* _Written problem_: Pick out each line of the records in which the word "visible" appears.

(Records that describe figures)
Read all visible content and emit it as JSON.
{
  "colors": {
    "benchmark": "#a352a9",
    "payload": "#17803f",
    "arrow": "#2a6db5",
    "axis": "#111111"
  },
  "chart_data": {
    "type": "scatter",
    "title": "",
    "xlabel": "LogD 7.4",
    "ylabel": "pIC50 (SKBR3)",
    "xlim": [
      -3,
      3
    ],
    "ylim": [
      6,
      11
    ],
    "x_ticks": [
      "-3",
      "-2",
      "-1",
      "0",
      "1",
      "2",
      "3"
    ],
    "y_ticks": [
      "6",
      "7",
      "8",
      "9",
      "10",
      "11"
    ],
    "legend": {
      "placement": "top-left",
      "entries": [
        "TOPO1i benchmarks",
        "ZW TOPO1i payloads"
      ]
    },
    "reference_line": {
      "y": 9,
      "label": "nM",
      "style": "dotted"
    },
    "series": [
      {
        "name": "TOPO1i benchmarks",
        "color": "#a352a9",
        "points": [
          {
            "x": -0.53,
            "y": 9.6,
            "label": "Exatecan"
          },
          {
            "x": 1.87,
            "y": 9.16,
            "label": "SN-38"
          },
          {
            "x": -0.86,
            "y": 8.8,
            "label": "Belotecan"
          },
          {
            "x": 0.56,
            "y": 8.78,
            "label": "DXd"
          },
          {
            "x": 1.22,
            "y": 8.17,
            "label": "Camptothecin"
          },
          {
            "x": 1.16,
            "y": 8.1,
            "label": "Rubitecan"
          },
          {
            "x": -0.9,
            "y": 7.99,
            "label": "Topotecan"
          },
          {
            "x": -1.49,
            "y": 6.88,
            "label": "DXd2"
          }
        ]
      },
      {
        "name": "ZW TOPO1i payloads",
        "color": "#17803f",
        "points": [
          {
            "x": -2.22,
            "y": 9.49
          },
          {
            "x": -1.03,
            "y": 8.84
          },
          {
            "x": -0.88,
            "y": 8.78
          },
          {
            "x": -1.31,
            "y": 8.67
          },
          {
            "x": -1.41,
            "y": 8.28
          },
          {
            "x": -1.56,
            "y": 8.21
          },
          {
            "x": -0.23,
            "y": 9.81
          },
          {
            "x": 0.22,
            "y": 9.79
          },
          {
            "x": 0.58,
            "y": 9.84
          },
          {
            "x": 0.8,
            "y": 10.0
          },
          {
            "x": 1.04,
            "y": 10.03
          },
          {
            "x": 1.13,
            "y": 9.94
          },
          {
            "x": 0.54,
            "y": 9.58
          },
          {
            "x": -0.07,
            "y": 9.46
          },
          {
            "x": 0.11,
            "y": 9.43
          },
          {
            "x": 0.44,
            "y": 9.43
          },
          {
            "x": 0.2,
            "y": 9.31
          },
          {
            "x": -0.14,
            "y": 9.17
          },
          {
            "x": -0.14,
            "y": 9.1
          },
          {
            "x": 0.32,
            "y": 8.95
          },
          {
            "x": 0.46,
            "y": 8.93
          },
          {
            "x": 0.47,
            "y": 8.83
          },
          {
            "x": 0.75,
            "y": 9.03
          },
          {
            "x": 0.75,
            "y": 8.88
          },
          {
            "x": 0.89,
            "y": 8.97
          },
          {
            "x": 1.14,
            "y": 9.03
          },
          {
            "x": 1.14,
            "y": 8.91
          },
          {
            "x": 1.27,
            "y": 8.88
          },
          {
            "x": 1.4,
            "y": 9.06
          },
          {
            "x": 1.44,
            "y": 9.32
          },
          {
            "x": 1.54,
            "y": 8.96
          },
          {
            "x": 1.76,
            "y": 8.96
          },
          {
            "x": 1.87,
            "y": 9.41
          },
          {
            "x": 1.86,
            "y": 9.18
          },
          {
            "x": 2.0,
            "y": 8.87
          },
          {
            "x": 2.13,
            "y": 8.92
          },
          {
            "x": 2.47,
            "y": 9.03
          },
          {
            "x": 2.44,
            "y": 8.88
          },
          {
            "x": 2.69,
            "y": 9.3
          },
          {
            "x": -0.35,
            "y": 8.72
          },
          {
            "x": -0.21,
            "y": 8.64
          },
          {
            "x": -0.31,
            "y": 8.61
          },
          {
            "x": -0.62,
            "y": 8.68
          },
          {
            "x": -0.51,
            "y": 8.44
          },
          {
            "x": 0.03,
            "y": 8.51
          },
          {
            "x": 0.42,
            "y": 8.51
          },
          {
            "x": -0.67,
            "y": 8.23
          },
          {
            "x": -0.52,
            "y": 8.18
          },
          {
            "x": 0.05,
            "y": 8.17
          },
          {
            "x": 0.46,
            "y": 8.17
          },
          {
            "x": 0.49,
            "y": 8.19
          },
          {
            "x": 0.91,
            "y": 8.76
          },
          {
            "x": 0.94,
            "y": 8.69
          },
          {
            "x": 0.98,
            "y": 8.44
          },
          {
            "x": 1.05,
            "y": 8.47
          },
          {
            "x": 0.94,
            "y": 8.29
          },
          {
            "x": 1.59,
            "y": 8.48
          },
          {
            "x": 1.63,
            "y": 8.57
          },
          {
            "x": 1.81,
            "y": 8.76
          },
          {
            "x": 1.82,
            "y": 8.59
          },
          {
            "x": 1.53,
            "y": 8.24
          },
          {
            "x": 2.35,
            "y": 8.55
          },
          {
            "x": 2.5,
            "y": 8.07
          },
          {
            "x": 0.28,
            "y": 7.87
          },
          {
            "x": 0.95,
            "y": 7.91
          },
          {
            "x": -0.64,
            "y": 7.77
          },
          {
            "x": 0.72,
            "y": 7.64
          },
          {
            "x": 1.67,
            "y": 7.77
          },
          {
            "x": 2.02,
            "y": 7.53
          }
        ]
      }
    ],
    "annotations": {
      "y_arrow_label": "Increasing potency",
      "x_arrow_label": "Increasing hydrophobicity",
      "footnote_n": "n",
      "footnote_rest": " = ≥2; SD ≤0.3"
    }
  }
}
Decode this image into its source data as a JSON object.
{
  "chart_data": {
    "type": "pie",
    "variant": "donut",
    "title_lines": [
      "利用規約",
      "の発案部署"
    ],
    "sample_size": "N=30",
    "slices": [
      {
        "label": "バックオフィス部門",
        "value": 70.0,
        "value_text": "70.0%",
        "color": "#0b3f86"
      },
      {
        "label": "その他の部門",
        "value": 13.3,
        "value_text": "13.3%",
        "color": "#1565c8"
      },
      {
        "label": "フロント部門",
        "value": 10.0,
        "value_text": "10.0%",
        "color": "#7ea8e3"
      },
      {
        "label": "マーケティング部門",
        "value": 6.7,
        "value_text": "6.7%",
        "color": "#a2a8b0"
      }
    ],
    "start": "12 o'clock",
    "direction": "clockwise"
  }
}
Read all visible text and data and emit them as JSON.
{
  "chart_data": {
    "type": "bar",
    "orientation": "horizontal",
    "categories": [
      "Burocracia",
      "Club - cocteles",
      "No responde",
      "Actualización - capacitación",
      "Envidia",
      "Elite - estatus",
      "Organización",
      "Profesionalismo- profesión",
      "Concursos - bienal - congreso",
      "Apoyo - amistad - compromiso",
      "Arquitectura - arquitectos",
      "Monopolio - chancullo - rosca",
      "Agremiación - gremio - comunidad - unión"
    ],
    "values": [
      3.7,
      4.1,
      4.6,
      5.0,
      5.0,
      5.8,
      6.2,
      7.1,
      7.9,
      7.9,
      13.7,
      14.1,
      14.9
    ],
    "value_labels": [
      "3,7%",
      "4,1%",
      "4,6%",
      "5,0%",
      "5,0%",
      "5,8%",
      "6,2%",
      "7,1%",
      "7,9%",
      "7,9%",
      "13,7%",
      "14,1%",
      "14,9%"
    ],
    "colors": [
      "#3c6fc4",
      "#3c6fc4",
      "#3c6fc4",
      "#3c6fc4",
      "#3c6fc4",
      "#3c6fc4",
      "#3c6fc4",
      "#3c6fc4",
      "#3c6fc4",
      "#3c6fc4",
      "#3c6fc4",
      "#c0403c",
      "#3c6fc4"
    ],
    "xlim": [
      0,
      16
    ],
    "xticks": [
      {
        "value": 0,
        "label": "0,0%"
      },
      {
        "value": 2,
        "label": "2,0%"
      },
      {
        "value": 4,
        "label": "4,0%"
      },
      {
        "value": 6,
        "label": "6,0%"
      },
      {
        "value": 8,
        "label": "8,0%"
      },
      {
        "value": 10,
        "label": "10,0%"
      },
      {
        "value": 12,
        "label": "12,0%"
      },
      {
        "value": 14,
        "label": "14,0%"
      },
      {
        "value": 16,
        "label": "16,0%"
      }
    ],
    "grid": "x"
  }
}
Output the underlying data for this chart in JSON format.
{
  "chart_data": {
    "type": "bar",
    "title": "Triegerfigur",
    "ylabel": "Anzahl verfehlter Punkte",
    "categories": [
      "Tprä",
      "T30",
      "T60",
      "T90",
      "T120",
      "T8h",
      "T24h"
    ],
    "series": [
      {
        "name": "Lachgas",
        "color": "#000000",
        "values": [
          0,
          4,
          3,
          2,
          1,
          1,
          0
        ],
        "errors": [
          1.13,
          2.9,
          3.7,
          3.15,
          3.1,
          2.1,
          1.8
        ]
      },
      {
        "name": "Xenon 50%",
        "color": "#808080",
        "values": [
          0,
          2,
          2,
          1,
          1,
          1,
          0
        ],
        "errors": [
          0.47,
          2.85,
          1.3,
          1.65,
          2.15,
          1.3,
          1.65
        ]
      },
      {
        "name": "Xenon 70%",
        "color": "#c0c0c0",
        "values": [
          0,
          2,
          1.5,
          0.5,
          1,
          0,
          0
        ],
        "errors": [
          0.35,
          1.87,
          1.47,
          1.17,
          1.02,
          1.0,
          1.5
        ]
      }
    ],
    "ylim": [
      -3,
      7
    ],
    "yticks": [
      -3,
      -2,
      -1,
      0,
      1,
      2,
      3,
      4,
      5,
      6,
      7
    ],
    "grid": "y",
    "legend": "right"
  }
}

* _Solution to the exercise_:
Read all visible content and emit it as JSON.
Read all visible text and data and emit them as JSON.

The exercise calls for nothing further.